§ **SELECTED TEXT**:

# # # #

Diapers in Kindergarten
It would probably surprise my stepmom to know that there is a piece of parenting wisdom she shared with me years ago that I call to mind almost every day. Well, that fact might not surprise her (she’s got a lot of golden parenting nuggets stored away), but I bet she’d never guess WHICH piece of wisdom it is that I think about so often. Here it is…
I was struggling to potty train one of my boys, at age 2 or so, and in response to my despair and frustration, she said,
Well, he’s not going to go to kindergarten in diapers.
Let that sink in for a minute. It’s a lot more profound than it first seems.
Are you with me? This is about more than just diapers, people. This is DEEP.
It looks like just an offhand comment with no greater purpose than to make me feel better, doesn’t it? Well, it’s not. Let me explain why this is the BEST PARENTING ADVICE EVER GIVEN:
In this particular situation, what she meant is that when it’s important TO MY SON to not be in diapers anymore (because how embarrassing would it be to be the only kid in class wearing diapers?), he will figure out the whole toilet thing on his own. I backed off on the potty training (potty bribing, more accurately), and by the second week of his 3-year-old preschool class, he was out of diapers. Not only did he do what I wanted him to do, but I didn’t have to do any begging or threatening or sitting in the living room all day feeding him juice boxes on the potty chair to get him there. Thanks to his grandma (and the preschool class of 2007), he did not, in fact, go to kindergarten in diapers.

# # # #

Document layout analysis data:
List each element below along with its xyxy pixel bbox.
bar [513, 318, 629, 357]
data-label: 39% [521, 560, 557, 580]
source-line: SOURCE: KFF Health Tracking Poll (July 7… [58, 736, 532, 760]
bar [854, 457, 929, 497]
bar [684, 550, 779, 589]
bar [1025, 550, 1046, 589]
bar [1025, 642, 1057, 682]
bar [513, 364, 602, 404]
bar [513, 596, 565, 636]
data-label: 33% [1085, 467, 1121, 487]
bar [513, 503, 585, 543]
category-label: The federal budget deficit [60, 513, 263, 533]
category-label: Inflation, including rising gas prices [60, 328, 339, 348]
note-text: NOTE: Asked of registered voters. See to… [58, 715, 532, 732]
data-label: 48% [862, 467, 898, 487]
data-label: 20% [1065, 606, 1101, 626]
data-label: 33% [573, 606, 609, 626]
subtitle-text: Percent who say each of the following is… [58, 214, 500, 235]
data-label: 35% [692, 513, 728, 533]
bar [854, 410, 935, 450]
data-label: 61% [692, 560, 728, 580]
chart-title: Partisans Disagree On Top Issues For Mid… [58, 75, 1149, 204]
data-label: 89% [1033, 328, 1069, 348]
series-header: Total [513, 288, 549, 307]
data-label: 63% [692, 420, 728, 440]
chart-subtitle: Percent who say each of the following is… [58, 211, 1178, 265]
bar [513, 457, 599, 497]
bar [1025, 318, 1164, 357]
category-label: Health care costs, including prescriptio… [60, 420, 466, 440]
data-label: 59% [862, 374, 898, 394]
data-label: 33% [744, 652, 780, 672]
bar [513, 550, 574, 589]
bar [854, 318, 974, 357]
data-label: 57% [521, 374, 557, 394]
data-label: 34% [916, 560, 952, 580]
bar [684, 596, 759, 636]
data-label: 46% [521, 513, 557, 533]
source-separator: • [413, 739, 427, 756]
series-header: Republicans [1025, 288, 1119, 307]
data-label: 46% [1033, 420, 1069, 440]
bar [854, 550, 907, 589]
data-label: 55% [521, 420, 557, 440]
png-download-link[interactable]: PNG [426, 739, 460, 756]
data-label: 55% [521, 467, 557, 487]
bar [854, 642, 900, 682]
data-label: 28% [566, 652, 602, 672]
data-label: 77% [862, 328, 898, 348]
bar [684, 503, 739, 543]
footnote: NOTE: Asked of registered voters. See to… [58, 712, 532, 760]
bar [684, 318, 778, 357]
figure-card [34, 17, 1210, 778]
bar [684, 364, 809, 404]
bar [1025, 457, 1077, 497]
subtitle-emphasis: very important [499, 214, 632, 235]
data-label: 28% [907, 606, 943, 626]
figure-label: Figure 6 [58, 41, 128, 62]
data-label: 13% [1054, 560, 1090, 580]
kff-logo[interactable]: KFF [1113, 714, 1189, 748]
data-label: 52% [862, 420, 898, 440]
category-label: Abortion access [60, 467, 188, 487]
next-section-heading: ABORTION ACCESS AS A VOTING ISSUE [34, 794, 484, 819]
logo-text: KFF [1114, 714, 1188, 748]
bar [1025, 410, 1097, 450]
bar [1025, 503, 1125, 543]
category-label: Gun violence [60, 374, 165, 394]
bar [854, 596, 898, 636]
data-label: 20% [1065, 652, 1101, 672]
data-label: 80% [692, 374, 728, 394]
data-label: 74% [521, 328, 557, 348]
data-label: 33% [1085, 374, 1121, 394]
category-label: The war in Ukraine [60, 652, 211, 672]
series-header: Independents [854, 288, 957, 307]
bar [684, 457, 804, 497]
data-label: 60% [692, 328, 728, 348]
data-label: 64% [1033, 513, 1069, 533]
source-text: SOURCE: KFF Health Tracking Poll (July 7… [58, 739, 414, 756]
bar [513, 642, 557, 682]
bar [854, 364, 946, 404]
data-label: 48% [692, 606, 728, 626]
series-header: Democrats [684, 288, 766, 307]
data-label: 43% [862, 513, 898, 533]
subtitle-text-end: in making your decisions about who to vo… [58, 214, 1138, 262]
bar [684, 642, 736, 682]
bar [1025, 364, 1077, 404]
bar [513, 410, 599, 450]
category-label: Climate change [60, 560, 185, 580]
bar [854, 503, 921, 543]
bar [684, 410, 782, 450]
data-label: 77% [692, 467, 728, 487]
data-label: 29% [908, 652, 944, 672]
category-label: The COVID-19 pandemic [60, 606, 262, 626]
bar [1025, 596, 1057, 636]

# # # #

§ **DIRECTIONS**:
Could you retype the part of the potty-training essay that begins at "Diapers in Kindergarten" and stops after "This is DEEP."?

§ **TASK OUTPUT**:
Diapers in Kindergarten
It would probably surprise my stepmom to know that there is a piece of parenting wisdom she shared with me years ago that I call to mind almost every day. Well, that fact might not surprise her (she’s got a lot of golden parenting nuggets stored away), but I bet she’d never guess WHICH piece of wisdom it is that I think about so often. Here it is…
I was struggling to potty train one of my boys, at age 2 or so, and in response to my despair and frustration, she said,
Well, he’s not going to go to kindergarten in diapers.
Let that sink in for a minute. It’s a lot more profound than it first seems.
Are you with me? This is about more than just diapers, people. This is DEEP.